** START OF Records shown **

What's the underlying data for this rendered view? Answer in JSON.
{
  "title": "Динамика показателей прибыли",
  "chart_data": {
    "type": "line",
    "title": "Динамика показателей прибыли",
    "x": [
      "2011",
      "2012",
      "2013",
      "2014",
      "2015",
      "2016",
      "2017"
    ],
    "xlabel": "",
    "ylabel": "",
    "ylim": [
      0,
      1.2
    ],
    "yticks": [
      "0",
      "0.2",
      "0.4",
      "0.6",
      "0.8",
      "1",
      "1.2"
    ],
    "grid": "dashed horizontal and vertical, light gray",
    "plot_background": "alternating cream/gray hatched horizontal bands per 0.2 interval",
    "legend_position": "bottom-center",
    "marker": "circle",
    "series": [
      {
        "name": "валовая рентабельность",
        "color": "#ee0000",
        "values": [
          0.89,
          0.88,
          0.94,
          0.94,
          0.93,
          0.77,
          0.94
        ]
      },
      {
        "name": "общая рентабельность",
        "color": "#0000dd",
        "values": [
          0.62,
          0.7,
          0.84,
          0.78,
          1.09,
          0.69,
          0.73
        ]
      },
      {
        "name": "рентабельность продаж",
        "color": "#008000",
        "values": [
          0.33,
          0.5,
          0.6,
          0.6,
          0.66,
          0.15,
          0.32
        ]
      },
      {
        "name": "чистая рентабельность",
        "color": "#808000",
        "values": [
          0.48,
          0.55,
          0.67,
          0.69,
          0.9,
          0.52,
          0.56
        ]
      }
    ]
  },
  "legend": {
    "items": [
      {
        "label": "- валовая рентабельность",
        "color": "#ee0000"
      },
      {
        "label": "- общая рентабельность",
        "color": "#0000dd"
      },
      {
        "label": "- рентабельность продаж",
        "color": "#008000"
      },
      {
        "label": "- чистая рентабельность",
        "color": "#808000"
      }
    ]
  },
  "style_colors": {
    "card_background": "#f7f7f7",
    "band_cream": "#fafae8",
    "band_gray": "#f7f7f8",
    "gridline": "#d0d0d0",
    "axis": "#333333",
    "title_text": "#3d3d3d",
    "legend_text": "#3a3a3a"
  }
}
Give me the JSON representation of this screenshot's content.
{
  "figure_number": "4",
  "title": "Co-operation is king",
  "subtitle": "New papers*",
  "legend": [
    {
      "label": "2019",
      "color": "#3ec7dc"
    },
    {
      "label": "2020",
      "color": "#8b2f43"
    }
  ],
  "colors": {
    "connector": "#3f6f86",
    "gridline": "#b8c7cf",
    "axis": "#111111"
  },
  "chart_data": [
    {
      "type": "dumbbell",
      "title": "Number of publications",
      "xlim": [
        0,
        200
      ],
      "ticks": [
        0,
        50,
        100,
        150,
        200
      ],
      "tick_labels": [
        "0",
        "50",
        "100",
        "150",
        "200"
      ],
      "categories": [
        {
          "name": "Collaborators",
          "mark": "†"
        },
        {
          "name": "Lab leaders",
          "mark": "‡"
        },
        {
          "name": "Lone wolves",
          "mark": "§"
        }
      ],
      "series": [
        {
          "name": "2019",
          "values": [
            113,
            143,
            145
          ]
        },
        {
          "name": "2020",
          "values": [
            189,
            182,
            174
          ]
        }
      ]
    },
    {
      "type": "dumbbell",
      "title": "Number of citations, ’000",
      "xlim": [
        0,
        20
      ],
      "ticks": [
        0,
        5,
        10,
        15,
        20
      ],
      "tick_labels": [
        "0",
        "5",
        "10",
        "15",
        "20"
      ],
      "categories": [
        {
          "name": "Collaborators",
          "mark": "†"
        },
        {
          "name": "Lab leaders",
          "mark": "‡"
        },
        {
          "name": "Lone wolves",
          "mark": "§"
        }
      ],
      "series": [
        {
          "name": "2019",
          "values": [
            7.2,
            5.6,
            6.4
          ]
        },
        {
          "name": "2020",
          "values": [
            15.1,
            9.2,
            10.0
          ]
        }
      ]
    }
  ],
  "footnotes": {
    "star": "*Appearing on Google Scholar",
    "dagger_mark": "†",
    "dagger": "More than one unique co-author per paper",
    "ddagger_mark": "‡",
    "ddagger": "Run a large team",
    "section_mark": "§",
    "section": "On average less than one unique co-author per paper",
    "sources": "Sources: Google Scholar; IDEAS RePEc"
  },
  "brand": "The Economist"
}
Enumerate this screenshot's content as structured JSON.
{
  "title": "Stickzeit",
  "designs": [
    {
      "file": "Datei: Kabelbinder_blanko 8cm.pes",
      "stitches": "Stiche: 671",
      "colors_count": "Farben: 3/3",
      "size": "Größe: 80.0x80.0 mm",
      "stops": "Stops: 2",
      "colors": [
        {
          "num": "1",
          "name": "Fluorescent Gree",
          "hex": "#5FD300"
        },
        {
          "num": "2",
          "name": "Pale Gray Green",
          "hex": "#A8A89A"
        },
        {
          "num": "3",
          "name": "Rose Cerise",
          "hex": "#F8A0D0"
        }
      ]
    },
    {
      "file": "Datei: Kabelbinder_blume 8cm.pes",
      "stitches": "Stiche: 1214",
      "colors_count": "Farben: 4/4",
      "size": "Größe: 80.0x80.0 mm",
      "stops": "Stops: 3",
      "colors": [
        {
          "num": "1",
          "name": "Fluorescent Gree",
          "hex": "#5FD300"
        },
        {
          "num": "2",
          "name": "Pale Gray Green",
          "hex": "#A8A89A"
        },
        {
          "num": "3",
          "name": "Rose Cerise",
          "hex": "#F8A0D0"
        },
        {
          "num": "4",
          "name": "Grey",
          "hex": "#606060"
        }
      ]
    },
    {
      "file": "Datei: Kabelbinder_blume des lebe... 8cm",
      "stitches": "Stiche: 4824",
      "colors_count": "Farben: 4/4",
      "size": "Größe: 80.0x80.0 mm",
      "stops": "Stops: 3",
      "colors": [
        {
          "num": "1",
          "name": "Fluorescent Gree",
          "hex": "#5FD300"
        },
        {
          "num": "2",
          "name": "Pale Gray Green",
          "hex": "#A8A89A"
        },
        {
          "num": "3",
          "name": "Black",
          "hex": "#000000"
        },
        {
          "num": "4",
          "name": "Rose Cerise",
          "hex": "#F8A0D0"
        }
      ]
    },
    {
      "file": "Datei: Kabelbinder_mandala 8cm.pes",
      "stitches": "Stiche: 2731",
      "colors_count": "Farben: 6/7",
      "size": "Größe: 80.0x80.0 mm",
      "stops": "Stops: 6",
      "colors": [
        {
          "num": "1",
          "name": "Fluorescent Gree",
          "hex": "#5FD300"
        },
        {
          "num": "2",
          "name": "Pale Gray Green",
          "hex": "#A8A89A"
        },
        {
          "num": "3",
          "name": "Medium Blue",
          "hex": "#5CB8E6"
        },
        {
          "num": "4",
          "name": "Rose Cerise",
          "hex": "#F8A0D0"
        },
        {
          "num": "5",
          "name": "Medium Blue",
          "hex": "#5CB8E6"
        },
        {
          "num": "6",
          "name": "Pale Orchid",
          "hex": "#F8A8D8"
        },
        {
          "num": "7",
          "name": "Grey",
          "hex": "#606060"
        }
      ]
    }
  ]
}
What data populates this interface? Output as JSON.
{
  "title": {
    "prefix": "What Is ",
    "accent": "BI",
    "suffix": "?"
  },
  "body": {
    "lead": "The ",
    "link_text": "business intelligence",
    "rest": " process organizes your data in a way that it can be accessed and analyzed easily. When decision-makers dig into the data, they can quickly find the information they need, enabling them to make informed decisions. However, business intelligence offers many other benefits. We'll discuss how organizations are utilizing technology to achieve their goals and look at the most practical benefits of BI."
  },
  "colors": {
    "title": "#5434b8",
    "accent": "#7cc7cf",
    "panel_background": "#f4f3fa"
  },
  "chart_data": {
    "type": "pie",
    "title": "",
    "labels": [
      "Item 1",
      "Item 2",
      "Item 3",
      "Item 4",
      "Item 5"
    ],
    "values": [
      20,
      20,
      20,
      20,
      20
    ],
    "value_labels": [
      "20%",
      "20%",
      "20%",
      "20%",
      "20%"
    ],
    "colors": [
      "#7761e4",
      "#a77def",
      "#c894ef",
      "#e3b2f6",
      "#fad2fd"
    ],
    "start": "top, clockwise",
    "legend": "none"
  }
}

** END OF Records shown **

Which lines hold the word "intelligence"? Copy every one of them.

Task output =
    "link_text": "business intelligence",
    "rest": " process organizes your data in a way that it can be accessed and analyzed easily. When decision-makers dig into the data, they can quickly find the information they need, enabling them to make informed decisions. However, business intelligence offers many other benefits. We'll discuss how organizations are utilizing technology to achieve their goals and look at the most practical benefits of BI."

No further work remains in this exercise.